#### MATERIAL

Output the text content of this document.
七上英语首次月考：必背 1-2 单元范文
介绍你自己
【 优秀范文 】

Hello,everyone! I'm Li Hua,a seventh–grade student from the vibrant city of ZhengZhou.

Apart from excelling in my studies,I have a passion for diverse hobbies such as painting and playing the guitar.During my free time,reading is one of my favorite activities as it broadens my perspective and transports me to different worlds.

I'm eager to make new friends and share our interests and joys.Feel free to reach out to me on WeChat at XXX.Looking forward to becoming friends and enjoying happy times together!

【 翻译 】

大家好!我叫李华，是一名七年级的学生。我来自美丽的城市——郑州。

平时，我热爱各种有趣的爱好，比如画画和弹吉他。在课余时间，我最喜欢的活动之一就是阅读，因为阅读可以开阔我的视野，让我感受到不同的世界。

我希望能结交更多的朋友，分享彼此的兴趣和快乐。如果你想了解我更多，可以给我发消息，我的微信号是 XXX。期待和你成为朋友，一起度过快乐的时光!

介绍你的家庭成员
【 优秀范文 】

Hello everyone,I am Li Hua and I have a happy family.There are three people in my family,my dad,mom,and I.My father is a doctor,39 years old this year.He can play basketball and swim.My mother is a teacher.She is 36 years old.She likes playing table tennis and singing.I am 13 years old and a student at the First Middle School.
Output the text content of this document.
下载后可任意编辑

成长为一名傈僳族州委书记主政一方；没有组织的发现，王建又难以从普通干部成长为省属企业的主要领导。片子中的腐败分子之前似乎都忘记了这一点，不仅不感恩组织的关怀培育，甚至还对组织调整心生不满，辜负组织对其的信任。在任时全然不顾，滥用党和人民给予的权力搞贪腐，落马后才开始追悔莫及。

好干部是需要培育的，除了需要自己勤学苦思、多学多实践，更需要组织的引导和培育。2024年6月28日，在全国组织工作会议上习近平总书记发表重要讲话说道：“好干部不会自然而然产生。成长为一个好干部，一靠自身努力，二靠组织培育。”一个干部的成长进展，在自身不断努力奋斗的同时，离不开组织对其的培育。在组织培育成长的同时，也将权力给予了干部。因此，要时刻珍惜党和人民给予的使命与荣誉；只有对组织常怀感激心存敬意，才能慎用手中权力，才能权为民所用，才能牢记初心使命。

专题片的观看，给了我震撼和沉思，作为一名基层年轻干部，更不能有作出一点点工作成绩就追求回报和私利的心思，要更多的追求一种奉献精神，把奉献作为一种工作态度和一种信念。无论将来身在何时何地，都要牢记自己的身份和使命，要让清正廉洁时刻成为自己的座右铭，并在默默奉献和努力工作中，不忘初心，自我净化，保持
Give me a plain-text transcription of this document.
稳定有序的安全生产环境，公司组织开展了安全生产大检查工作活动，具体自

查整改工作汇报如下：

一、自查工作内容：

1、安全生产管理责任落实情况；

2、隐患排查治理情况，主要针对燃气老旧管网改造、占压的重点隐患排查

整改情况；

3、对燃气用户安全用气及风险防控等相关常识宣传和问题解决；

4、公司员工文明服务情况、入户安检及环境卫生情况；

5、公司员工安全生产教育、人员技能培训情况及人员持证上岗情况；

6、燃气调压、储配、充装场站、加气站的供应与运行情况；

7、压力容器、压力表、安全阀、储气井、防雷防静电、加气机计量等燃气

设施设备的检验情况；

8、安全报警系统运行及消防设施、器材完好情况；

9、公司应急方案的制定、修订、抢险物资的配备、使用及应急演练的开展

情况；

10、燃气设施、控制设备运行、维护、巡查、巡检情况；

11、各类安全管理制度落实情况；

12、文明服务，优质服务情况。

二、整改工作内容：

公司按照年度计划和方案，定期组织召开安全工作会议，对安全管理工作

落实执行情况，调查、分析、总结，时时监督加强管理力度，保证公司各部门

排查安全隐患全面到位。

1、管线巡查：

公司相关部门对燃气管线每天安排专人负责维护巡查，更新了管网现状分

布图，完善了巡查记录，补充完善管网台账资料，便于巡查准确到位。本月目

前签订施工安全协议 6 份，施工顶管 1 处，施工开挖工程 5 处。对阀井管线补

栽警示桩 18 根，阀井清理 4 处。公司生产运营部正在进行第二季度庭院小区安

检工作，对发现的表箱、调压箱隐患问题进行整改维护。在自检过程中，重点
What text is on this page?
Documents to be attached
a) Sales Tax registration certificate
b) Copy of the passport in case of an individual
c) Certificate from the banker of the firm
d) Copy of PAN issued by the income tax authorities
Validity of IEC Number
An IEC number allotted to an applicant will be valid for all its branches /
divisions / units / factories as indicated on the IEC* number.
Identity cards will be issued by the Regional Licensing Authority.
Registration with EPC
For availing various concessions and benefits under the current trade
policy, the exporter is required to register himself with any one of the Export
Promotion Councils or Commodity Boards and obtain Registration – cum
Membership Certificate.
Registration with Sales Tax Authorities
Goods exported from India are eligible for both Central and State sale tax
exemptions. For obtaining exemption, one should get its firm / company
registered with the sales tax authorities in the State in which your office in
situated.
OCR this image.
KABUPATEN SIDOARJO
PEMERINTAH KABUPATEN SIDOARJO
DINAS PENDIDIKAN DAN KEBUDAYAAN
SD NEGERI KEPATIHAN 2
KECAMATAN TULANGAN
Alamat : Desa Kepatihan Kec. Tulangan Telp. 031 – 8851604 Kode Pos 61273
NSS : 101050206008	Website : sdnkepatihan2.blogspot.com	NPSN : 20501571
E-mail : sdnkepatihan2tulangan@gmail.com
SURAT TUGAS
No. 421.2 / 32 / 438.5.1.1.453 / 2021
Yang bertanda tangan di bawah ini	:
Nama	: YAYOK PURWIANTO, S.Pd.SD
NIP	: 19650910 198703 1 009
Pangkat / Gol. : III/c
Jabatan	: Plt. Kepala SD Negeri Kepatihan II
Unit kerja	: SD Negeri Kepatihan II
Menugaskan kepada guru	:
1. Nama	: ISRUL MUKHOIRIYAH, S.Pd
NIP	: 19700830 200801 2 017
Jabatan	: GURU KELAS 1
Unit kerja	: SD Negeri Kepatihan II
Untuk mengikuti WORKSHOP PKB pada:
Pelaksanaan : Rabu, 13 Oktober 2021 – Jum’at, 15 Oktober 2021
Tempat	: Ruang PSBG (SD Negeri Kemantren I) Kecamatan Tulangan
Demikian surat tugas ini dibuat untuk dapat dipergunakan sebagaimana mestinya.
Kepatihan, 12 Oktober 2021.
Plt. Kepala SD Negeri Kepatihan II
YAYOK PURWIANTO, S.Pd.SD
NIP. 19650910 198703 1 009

########

> [EXERCISE BRIEF] Generate an exact reproduction of all entries.

> [ANSWER TO THE PROBLEM]
Output the text content of this document.
七上英语首次月考：必背 1-2 单元范文
介绍你自己
【 优秀范文 】

Hello,everyone! I'm Li Hua,a seventh–grade student from the vibrant city of ZhengZhou.

Apart from excelling in my studies,I have a passion for diverse hobbies such as painting and playing the guitar.During my free time,reading is one of my favorite activities as it broadens my perspective and transports me to different worlds.

I'm eager to make new friends and share our interests and joys.Feel free to reach out to me on WeChat at XXX.Looking forward to becoming friends and enjoying happy times together!

【 翻译 】

大家好!我叫李华，是一名七年级的学生。我来自美丽的城市——郑州。

平时，我热爱各种有趣的爱好，比如画画和弹吉他。在课余时间，我最喜欢的活动之一就是阅读，因为阅读可以开阔我的视野，让我感受到不同的世界。

我希望能结交更多的朋友，分享彼此的兴趣和快乐。如果你想了解我更多，可以给我发消息，我的微信号是 XXX。期待和你成为朋友，一起度过快乐的时光!

介绍你的家庭成员
【 优秀范文 】

Hello everyone,I am Li Hua and I have a happy family.There are three people in my family,my dad,mom,and I.My father is a doctor,39 years old this year.He can play basketball and swim.My mother is a teacher.She is 36 years old.She likes playing table tennis and singing.I am 13 years old and a student at the First Middle School.
Output the text content of this document.
下载后可任意编辑

成长为一名傈僳族州委书记主政一方；没有组织的发现，王建又难以从普通干部成长为省属企业的主要领导。片子中的腐败分子之前似乎都忘记了这一点，不仅不感恩组织的关怀培育，甚至还对组织调整心生不满，辜负组织对其的信任。在任时全然不顾，滥用党和人民给予的权力搞贪腐，落马后才开始追悔莫及。

好干部是需要培育的，除了需要自己勤学苦思、多学多实践，更需要组织的引导和培育。2024年6月28日，在全国组织工作会议上习近平总书记发表重要讲话说道：“好干部不会自然而然产生。成长为一个好干部，一靠自身努力，二靠组织培育。”一个干部的成长进展，在自身不断努力奋斗的同时，离不开组织对其的培育。在组织培育成长的同时，也将权力给予了干部。因此，要时刻珍惜党和人民给予的使命与荣誉；只有对组织常怀感激心存敬意，才能慎用手中权力，才能权为民所用，才能牢记初心使命。

专题片的观看，给了我震撼和沉思，作为一名基层年轻干部，更不能有作出一点点工作成绩就追求回报和私利的心思，要更多的追求一种奉献精神，把奉献作为一种工作态度和一种信念。无论将来身在何时何地，都要牢记自己的身份和使命，要让清正廉洁时刻成为自己的座右铭，并在默默奉献和努力工作中，不忘初心，自我净化，保持
Give me a plain-text transcription of this document.
稳定有序的安全生产环境，公司组织开展了安全生产大检查工作活动，具体自

查整改工作汇报如下：

一、自查工作内容：

1、安全生产管理责任落实情况；

2、隐患排查治理情况，主要针对燃气老旧管网改造、占压的重点隐患排查

整改情况；

3、对燃气用户安全用气及风险防控等相关常识宣传和问题解决；

4、公司员工文明服务情况、入户安检及环境卫生情况；

5、公司员工安全生产教育、人员技能培训情况及人员持证上岗情况；

6、燃气调压、储配、充装场站、加气站的供应与运行情况；

7、压力容器、压力表、安全阀、储气井、防雷防静电、加气机计量等燃气

设施设备的检验情况；

8、安全报警系统运行及消防设施、器材完好情况；

9、公司应急方案的制定、修订、抢险物资的配备、使用及应急演练的开展

情况；

10、燃气设施、控制设备运行、维护、巡查、巡检情况；

11、各类安全管理制度落实情况；

12、文明服务，优质服务情况。

二、整改工作内容：

公司按照年度计划和方案，定期组织召开安全工作会议，对安全管理工作

落实执行情况，调查、分析、总结，时时监督加强管理力度，保证公司各部门

排查安全隐患全面到位。

1、管线巡查：

公司相关部门对燃气管线每天安排专人负责维护巡查，更新了管网现状分

布图，完善了巡查记录，补充完善管网台账资料，便于巡查准确到位。本月目

前签订施工安全协议 6 份，施工顶管 1 处，施工开挖工程 5 处。对阀井管线补

栽警示桩 18 根，阀井清理 4 处。公司生产运营部正在进行第二季度庭院小区安

检工作，对发现的表箱、调压箱隐患问题进行整改维护。在自检过程中，重点
What text is on this page?
Documents to be attached
a) Sales Tax registration certificate
b) Copy of the passport in case of an individual
c) Certificate from the banker of the firm
d) Copy of PAN issued by the income tax authorities
Validity of IEC Number
An IEC number allotted to an applicant will be valid for all its branches /
divisions / units / factories as indicated on the IEC* number.
Identity cards will be issued by the Regional Licensing Authority.
Registration with EPC
For availing various concessions and benefits under the current trade
policy, the exporter is required to register himself with any one of the Export
Promotion Councils or Commodity Boards and obtain Registration – cum
Membership Certificate.
Registration with Sales Tax Authorities
Goods exported from India are eligible for both Central and State sale tax
exemptions. For obtaining exemption, one should get its firm / company
registered with the sales tax authorities in the State in which your office in
situated.
OCR this image.
KABUPATEN SIDOARJO
PEMERINTAH KABUPATEN SIDOARJO
DINAS PENDIDIKAN DAN KEBUDAYAAN
SD NEGERI KEPATIHAN 2
KECAMATAN TULANGAN
Alamat : Desa Kepatihan Kec. Tulangan Telp. 031 – 8851604 Kode Pos 61273
NSS : 101050206008	Website : sdnkepatihan2.blogspot.com	NPSN : 20501571
E-mail : sdnkepatihan2tulangan@gmail.com
SURAT TUGAS
No. 421.2 / 32 / 438.5.1.1.453 / 2021
Yang bertanda tangan di bawah ini	:
Nama	: YAYOK PURWIANTO, S.Pd.SD
NIP	: 19650910 198703 1 009
Pangkat / Gol. : III/c
Jabatan	: Plt. Kepala SD Negeri Kepatihan II
Unit kerja	: SD Negeri Kepatihan II
Menugaskan kepada guru	:
1. Nama	: ISRUL MUKHOIRIYAH, S.Pd
NIP	: 19700830 200801 2 017
Jabatan	: GURU KELAS 1
Unit kerja	: SD Negeri Kepatihan II
Untuk mengikuti WORKSHOP PKB pada:
Pelaksanaan : Rabu, 13 Oktober 2021 – Jum’at, 15 Oktober 2021
Tempat	: Ruang PSBG (SD Negeri Kemantren I) Kecamatan Tulangan
Demikian surat tugas ini dibuat untuk dapat dipergunakan sebagaimana mestinya.
Kepatihan, 12 Oktober 2021.
Plt. Kepala SD Negeri Kepatihan II
YAYOK PURWIANTO, S.Pd.SD
NIP. 19650910 198703 1 009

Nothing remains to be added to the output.